(Collected data)
— Start —

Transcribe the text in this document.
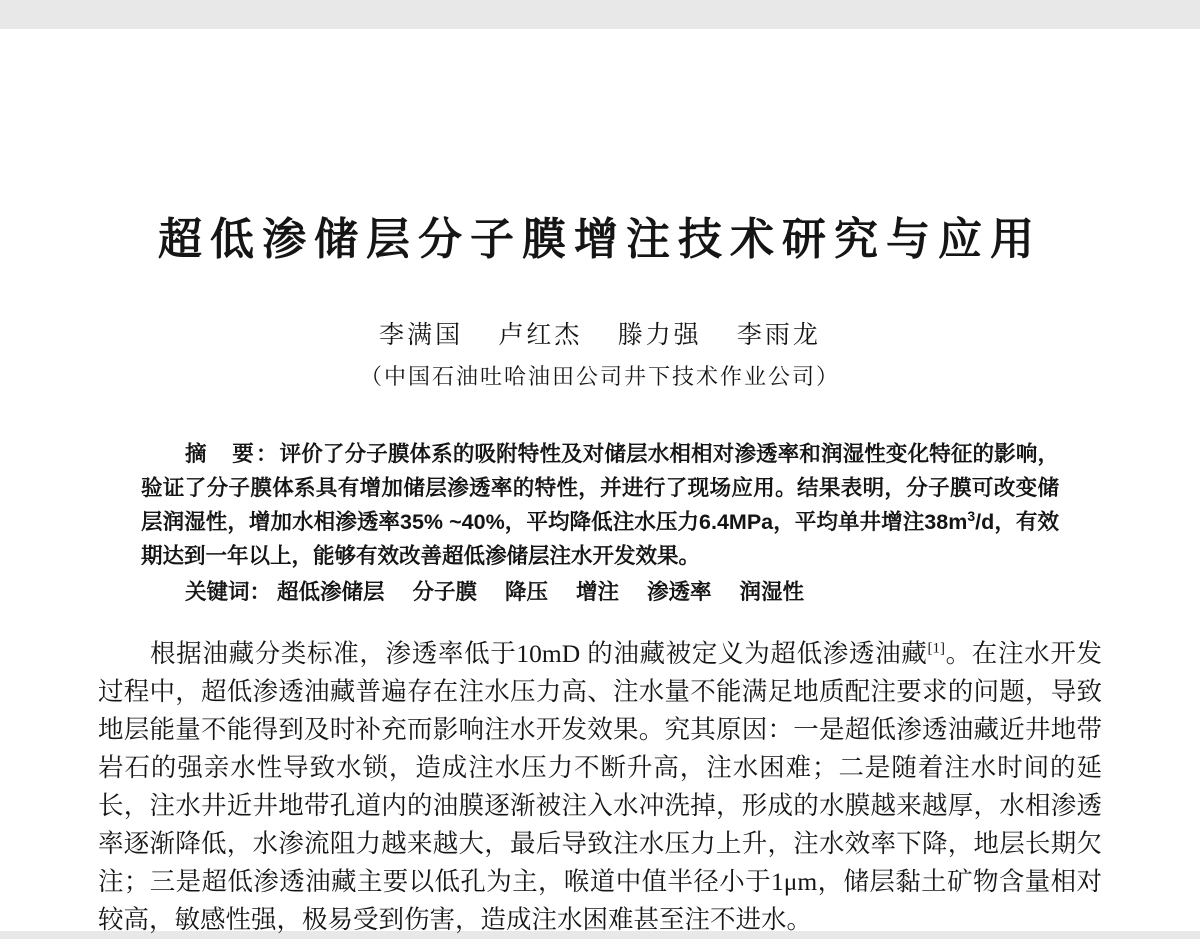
超低渗储层分子膜增注技术研究与应用
李满国 卢红杰 滕力强 李雨龙
（中国石油吐哈油田公司井下技术作业公司）
摘　要：评价了分子膜体系的吸附特性及对储层水相相对渗透率和润湿性变化特征的影响，验证了分子膜体系具有增加储层渗透率的特性，并进行了现场应用。结果表明，分子膜可改变储层润湿性，增加水相渗透率35% ~40%，平均降低注水压力6.4MPa，平均单井增注$38m^3/d$，有效期达到一年以上，能够有效改善超低渗储层注水开发效果。
关键词： 超低渗储层 分子膜 降压 增注 渗透率 润湿性
根据油藏分类标准，渗透率低于10mD 的油藏被定义为超低渗透油藏[1]。在注水开发过程中，超低渗透油藏普遍存在注水压力高、注水量不能满足地质配注要求的问题，导致地层能量不能得到及时补充而影响注水开发效果。究其原因：一是超低渗透油藏近井地带岩石的强亲水性导致水锁，造成注水压力不断升高，注水困难；二是随着注水时间的延长，注水井近井地带孔道内的油膜逐渐被注入水冲洗掉，形成的水膜越来越厚，水相渗透率逐渐降低，水渗流阻力越来越大，最后导致注水压力上升，注水效率下降，地层长期欠注；三是超低渗透油藏主要以低孔为主，喉道中值半径小于1μm，储层黏土矿物含量相对较高，敏感性强，极易受到伤害，造成注水困难甚至注不进水。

— End —

Your task is to reproduce all of the material exactly. The pictures stay out.

*EXERCISE ANSWER*.
Transcribe the text in this document.
超低渗储层分子膜增注技术研究与应用
李满国 卢红杰 滕力强 李雨龙
（中国石油吐哈油田公司井下技术作业公司）
摘　要：评价了分子膜体系的吸附特性及对储层水相相对渗透率和润湿性变化特征的影响，验证了分子膜体系具有增加储层渗透率的特性，并进行了现场应用。结果表明，分子膜可改变储层润湿性，增加水相渗透率35% ~40%，平均降低注水压力6.4MPa，平均单井增注$38m^3/d$，有效期达到一年以上，能够有效改善超低渗储层注水开发效果。
关键词： 超低渗储层 分子膜 降压 增注 渗透率 润湿性
根据油藏分类标准，渗透率低于10mD 的油藏被定义为超低渗透油藏[1]。在注水开发过程中，超低渗透油藏普遍存在注水压力高、注水量不能满足地质配注要求的问题，导致地层能量不能得到及时补充而影响注水开发效果。究其原因：一是超低渗透油藏近井地带岩石的强亲水性导致水锁，造成注水压力不断升高，注水困难；二是随着注水时间的延长，注水井近井地带孔道内的油膜逐渐被注入水冲洗掉，形成的水膜越来越厚，水相渗透率逐渐降低，水渗流阻力越来越大，最后导致注水压力上升，注水效率下降，地层长期欠注；三是超低渗透油藏主要以低孔为主，喉道中值半径小于1μm，储层黏土矿物含量相对较高，敏感性强，极易受到伤害，造成注水困难甚至注不进水。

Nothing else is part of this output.